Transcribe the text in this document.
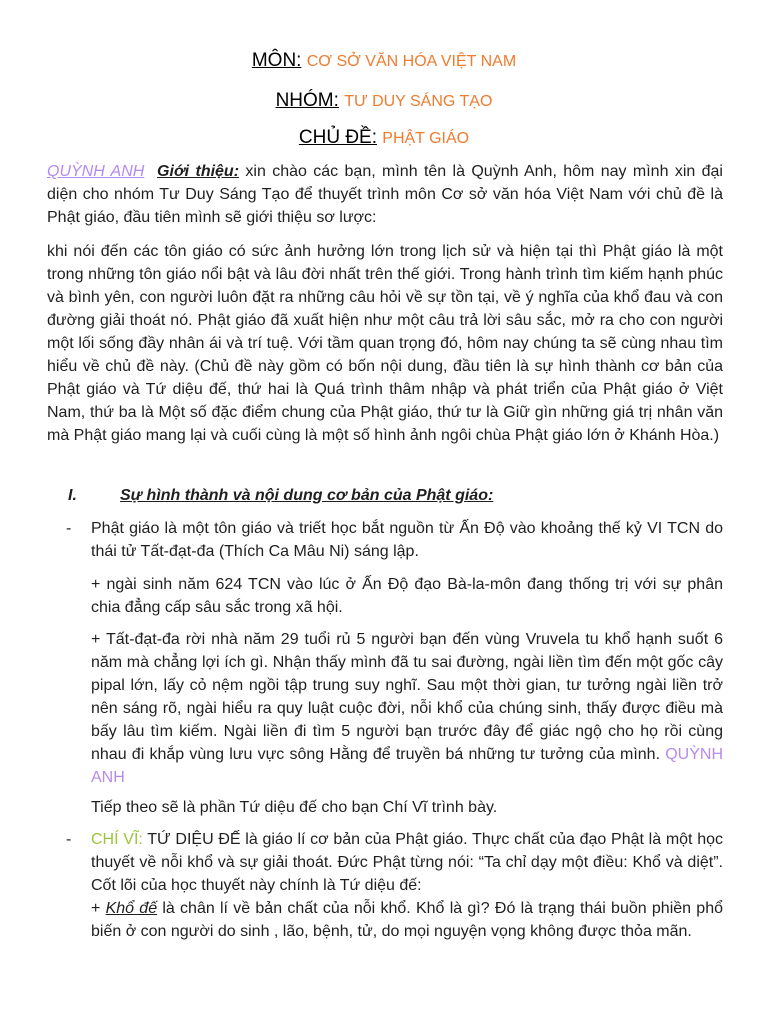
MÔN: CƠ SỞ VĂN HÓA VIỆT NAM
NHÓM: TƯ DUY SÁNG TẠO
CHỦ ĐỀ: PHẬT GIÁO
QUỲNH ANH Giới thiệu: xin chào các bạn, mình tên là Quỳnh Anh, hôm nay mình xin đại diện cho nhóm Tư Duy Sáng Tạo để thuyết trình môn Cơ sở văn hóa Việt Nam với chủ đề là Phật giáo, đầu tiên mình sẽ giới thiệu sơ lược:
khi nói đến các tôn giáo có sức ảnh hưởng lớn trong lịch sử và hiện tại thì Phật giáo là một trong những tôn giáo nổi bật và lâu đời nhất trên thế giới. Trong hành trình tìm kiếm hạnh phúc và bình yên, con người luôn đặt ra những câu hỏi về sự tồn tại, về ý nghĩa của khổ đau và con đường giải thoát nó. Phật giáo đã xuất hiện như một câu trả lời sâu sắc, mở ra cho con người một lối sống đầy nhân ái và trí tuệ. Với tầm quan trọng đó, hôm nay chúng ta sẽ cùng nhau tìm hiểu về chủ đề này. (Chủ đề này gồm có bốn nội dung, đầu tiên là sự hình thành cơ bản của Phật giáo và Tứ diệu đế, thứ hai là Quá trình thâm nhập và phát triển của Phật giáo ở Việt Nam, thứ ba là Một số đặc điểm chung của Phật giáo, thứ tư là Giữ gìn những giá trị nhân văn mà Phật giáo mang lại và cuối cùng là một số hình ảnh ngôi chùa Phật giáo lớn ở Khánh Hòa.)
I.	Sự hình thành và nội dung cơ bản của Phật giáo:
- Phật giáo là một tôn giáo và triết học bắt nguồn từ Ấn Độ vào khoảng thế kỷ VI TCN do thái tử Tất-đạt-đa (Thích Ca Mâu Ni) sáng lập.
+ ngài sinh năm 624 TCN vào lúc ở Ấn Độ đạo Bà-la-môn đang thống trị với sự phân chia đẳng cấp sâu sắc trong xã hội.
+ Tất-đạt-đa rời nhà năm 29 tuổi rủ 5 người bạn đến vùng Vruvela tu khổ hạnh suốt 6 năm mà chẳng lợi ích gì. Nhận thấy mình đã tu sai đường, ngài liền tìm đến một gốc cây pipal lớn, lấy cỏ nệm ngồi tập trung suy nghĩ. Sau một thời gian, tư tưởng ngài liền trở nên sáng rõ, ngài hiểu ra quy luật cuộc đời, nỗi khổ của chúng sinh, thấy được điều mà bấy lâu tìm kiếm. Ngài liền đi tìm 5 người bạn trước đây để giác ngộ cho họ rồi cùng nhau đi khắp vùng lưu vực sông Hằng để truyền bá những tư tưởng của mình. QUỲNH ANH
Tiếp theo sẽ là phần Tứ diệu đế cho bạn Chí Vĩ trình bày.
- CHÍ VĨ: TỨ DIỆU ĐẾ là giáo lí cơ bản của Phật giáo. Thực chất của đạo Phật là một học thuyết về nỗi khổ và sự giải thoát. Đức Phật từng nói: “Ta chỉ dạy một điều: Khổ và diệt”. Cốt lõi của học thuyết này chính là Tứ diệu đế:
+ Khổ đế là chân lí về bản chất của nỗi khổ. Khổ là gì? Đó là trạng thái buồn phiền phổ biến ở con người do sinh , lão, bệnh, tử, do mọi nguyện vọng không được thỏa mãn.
________________
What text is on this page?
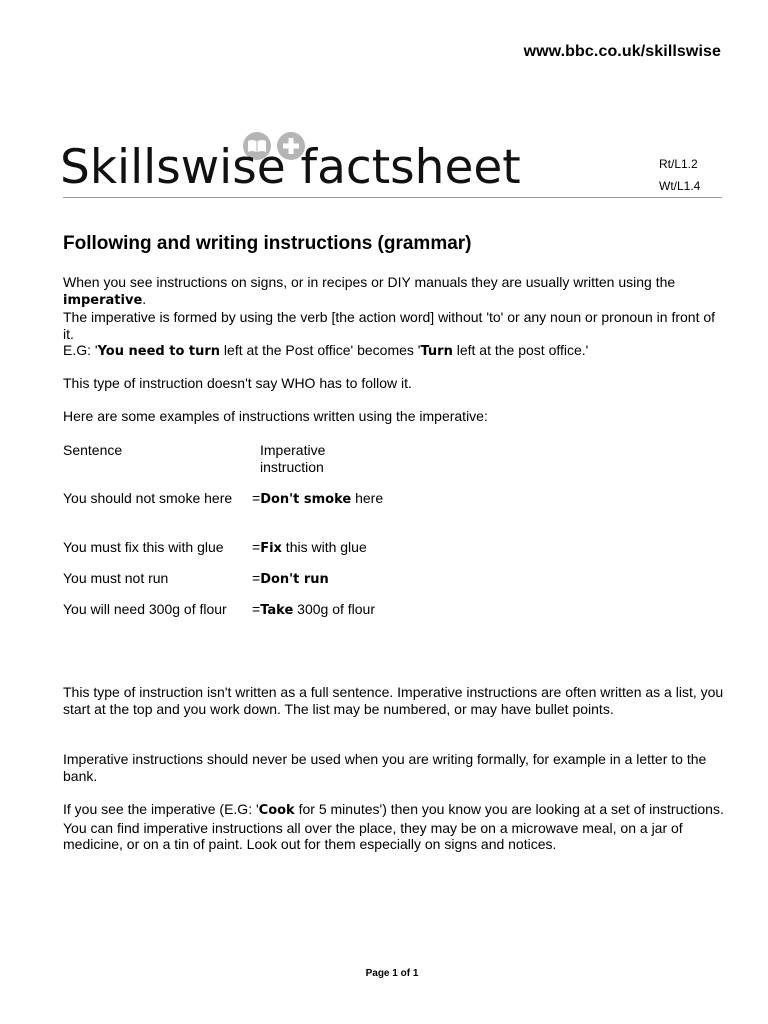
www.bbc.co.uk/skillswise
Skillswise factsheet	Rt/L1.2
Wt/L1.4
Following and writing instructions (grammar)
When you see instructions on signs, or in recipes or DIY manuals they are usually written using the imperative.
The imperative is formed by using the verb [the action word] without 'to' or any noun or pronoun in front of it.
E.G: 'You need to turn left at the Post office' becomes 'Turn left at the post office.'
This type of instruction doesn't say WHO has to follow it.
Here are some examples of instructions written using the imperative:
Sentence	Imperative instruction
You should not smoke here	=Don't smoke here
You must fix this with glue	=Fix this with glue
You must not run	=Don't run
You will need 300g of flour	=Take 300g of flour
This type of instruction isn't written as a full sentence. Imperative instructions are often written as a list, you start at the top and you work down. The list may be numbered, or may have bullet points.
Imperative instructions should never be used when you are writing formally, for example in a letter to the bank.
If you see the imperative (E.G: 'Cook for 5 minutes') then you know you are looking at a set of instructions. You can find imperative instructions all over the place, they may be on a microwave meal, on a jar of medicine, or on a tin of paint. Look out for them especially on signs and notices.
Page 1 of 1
________________
▶ Your objective: Copy each line above where the string "using" occurs.

▶ Exercise response:
When you see instructions on signs, or in recipes or DIY manuals they are usually written using the imperative.
The imperative is formed by using the verb [the action word] without 'to' or any noun or pronoun in front of it.
Here are some examples of instructions written using the imperative:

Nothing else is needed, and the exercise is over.